Scan the material below for lines with the word "label" and report how many there are, with nothing added.

● Collected data entries
--
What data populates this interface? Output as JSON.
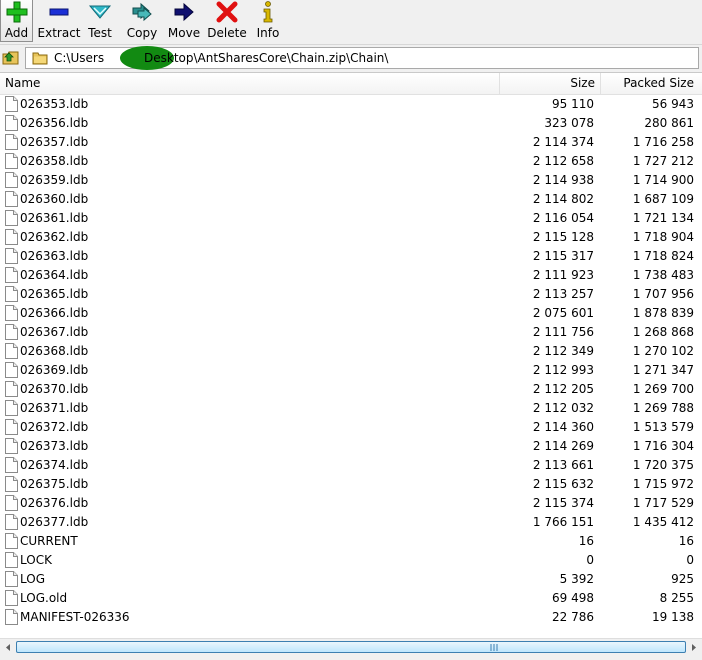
{
  "toolbar": {
    "buttons": [
      {
        "id": "add",
        "label": "Add",
        "icon": "plus-icon"
      },
      {
        "id": "extract",
        "label": "Extract",
        "icon": "minus-icon"
      },
      {
        "id": "test",
        "label": "Test",
        "icon": "check-arrow-icon"
      },
      {
        "id": "copy",
        "label": "Copy",
        "icon": "double-arrow-icon"
      },
      {
        "id": "move",
        "label": "Move",
        "icon": "arrow-right-icon"
      },
      {
        "id": "delete",
        "label": "Delete",
        "icon": "x-icon"
      },
      {
        "id": "info",
        "label": "Info",
        "icon": "info-icon"
      }
    ]
  },
  "address": {
    "path_prefix": "C:\\Users",
    "path_suffix": "Desktop\\AntSharesCore\\Chain.zip\\Chain\\"
  },
  "list": {
    "columns": {
      "name": "Name",
      "size": "Size",
      "packed": "Packed Size"
    },
    "files": [
      {
        "name": "026353.ldb",
        "size": "95 110",
        "packed": "56 943"
      },
      {
        "name": "026356.ldb",
        "size": "323 078",
        "packed": "280 861"
      },
      {
        "name": "026357.ldb",
        "size": "2 114 374",
        "packed": "1 716 258"
      },
      {
        "name": "026358.ldb",
        "size": "2 112 658",
        "packed": "1 727 212"
      },
      {
        "name": "026359.ldb",
        "size": "2 114 938",
        "packed": "1 714 900"
      },
      {
        "name": "026360.ldb",
        "size": "2 114 802",
        "packed": "1 687 109"
      },
      {
        "name": "026361.ldb",
        "size": "2 116 054",
        "packed": "1 721 134"
      },
      {
        "name": "026362.ldb",
        "size": "2 115 128",
        "packed": "1 718 904"
      },
      {
        "name": "026363.ldb",
        "size": "2 115 317",
        "packed": "1 718 824"
      },
      {
        "name": "026364.ldb",
        "size": "2 111 923",
        "packed": "1 738 483"
      },
      {
        "name": "026365.ldb",
        "size": "2 113 257",
        "packed": "1 707 956"
      },
      {
        "name": "026366.ldb",
        "size": "2 075 601",
        "packed": "1 878 839"
      },
      {
        "name": "026367.ldb",
        "size": "2 111 756",
        "packed": "1 268 868"
      },
      {
        "name": "026368.ldb",
        "size": "2 112 349",
        "packed": "1 270 102"
      },
      {
        "name": "026369.ldb",
        "size": "2 112 993",
        "packed": "1 271 347"
      },
      {
        "name": "026370.ldb",
        "size": "2 112 205",
        "packed": "1 269 700"
      },
      {
        "name": "026371.ldb",
        "size": "2 112 032",
        "packed": "1 269 788"
      },
      {
        "name": "026372.ldb",
        "size": "2 114 360",
        "packed": "1 513 579"
      },
      {
        "name": "026373.ldb",
        "size": "2 114 269",
        "packed": "1 716 304"
      },
      {
        "name": "026374.ldb",
        "size": "2 113 661",
        "packed": "1 720 375"
      },
      {
        "name": "026375.ldb",
        "size": "2 115 632",
        "packed": "1 715 972"
      },
      {
        "name": "026376.ldb",
        "size": "2 115 374",
        "packed": "1 717 529"
      },
      {
        "name": "026377.ldb",
        "size": "1 766 151",
        "packed": "1 435 412"
      },
      {
        "name": "CURRENT",
        "size": "16",
        "packed": "16"
      },
      {
        "name": "LOCK",
        "size": "0",
        "packed": "0"
      },
      {
        "name": "LOG",
        "size": "5 392",
        "packed": "925"
      },
      {
        "name": "LOG.old",
        "size": "69 498",
        "packed": "8 255"
      },
      {
        "name": "MANIFEST-026336",
        "size": "22 786",
        "packed": "19 138"
      }
    ]
  },
  "colors": {
    "add": "#1fbf1f",
    "extract": "#1b2fd6",
    "test": "#2fb8c8",
    "copy": "#2a8f8f",
    "move": "#101070",
    "delete": "#e01010",
    "info": "#d8b800",
    "scroll_thumb": "#bee6fd"
  }
}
--
● ANSWER TO THIS PROBLEM
7